* _EXCERPT_:
________

Because inhalational anthrax infections are almost always lethal and occur infrequently, human challenge studies are not ethical or feasible, he said. In response to the attacks, FDA issued the Animal Rule in 2002. It allows “for the approval of drugs and licensure of biological products when human efficacy studies are not ethical and field trials to study the effectiveness of drugs or biological products are not feasible.”
Anthrax spores do not germinate all at once, Friedlander said. They can remain dormant for a long time inside a host. Because antibiotics destroy only germinated spores and bacteria, discontinuing post-exposure treatment before every spore germinates can have deadly consequences.
In a 1993 non-human primate study, Friedlander and his colleagues found prolonged antibiotics alone could result in significant long-term protection.
“These results suggested that therapy for an unimmunized person exposed to an aerosol of anthrax spores should consist of long-term suppressive antibiotics,” he said.
The study became the basis for CDC’s recommendation that people who have been exposed to anthrax take antibiotics for at least 60 days. After the attacks, about 10,000 people potentially exposed to anthrax were put on antibiotics for 60 days. However, only 44 percent adhered to the treatment regimen.
Friedlander; Dr. Nicholas Vietri, an infectious disease physician formerly with USAMRIID and now at VA Boise Healthcare System; and Wright entered an interagency collaboration to perform a series of studies. First, they sought to determine if receiving an anthrax vaccine after exposure could reduce the time non-human primates were required to be on antibiotics. The results suggested that, when combined with post-exposure vaccination, antibiotics can be given for as few as 14 days in this model. Once again, CDC updated its treatment guidelines based on Friedlander’s research to include vaccination after anthrax exposure; current guidelines advise that antibiotics be continued for 2 weeks after the last dose of the vaccine series.
“Shortening the duration of antibiotic post-exposure prophylaxis in a bioterrorism event involving B. anthracis by adding post-exposure vaccination would be of great benefit because of non-compliance and side effects associated with prolonged therapy,” Friedlander noted.
For treatment of active infection, antibiotics may be given for as little as 10 days in non-human primates, Vietri explained.
In this study, monkeys were exposed to a high dose of anthrax and given antibiotics for 10 days beginning after anthrax bacteria were found in the bloodstream. The animals that survived once the antibiotics ended were immune to reinfection, which correlated with the development of antibodies to the protective antigen (PA) of anthrax.
The group concluded that, “Patients who are treated for symptomatic anthrax and recover should be tested for the development of an immune response to B. anthracis,” he said. “The presence of anti-PA antibodies may be useful in determining when antibiotics may be discontinued.”
Researchers have made progress against anthrax, Wright said. Still, clinical questions remain. For example, can non-invasive imaging findings characterize the stages of infection? How many antibiotics are needed to treat an infection? When is the best time to administer anti-toxin treatment and what are the long-term effects in survivors of anthrax?
“The anthrax letter attacks of 2001 revealed the urgent need to be able to understand old pathogens using current modern medical tools,” concluded Wright. “The investment in biodefense and emerging infections research infrastructure—and in mechanisms such as the Animal Rule—have made rapid discovery possible years later.”

________

* _SUPPLIED DATA_:
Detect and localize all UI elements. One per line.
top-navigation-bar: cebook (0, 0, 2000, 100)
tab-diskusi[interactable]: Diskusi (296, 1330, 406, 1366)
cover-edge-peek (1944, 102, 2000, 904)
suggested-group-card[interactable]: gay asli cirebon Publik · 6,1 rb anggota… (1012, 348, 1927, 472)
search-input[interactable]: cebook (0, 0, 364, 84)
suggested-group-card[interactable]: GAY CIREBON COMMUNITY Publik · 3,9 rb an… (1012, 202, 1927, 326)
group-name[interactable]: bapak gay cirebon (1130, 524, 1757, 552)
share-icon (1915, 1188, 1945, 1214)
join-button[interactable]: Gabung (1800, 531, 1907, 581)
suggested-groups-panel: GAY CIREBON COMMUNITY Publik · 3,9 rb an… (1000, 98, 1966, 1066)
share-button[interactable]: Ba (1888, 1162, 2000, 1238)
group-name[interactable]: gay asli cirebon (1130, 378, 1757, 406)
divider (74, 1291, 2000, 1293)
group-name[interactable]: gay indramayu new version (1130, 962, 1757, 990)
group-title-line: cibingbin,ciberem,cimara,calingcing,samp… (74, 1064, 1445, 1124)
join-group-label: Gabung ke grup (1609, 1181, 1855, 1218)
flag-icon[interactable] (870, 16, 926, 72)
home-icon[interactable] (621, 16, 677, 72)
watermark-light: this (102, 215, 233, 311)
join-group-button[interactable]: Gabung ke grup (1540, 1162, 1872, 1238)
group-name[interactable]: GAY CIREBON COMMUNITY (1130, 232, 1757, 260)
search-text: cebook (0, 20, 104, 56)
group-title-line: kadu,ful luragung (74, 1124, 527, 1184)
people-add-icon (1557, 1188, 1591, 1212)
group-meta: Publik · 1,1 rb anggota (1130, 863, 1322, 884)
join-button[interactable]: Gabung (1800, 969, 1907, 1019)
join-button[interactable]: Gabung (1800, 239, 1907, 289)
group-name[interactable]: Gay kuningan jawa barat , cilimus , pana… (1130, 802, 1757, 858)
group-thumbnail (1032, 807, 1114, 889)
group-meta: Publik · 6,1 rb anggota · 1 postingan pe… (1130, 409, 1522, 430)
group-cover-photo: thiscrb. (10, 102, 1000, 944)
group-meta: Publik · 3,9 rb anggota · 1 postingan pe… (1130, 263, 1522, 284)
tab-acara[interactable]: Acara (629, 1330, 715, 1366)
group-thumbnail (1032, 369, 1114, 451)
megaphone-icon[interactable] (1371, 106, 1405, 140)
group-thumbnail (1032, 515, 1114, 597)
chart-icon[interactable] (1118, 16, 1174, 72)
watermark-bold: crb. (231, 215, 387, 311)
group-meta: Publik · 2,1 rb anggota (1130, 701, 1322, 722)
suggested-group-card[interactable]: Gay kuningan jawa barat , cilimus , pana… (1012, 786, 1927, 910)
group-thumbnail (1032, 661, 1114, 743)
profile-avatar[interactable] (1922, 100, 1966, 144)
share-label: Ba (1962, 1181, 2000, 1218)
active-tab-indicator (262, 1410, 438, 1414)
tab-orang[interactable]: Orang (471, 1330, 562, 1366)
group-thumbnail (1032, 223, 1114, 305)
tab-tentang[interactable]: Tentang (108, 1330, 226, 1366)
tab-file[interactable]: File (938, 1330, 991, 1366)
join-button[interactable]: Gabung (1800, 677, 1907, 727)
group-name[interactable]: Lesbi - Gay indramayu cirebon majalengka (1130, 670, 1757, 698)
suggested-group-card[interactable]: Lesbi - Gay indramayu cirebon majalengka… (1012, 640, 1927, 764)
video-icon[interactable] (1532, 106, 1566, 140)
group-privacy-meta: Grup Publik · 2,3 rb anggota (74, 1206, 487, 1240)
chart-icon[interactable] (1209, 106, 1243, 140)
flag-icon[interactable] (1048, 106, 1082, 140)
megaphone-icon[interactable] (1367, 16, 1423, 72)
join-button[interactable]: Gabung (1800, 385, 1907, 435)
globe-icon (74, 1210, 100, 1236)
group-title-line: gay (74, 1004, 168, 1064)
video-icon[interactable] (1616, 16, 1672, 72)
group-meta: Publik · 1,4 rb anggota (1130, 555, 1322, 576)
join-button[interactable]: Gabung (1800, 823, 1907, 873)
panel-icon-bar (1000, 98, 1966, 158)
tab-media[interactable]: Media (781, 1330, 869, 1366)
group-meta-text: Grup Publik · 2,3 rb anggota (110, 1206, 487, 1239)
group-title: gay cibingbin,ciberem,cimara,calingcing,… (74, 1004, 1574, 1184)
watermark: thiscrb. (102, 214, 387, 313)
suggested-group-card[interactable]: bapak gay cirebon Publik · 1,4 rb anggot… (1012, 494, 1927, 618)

________

* _WHAT YOU HAVE TO DO_: Reproduce the anthrax text word for word, from "The group concluded" up to and including "survivors of anthrax?". Rely only on the anthrax text, not on the listing.

* _SOLUTION BELOW_:
The group concluded that, “Patients who are treated for symptomatic anthrax and recover should be tested for the development of an immune response to B. anthracis,” he said. “The presence of anti-PA antibodies may be useful in determining when antibiotics may be discontinued.”
Researchers have made progress against anthrax, Wright said. Still, clinical questions remain. For example, can non-invasive imaging findings characterize the stages of infection? How many antibiotics are needed to treat an infection? When is the best time to administer anti-toxin treatment and what are the long-term effects in survivors of anthrax?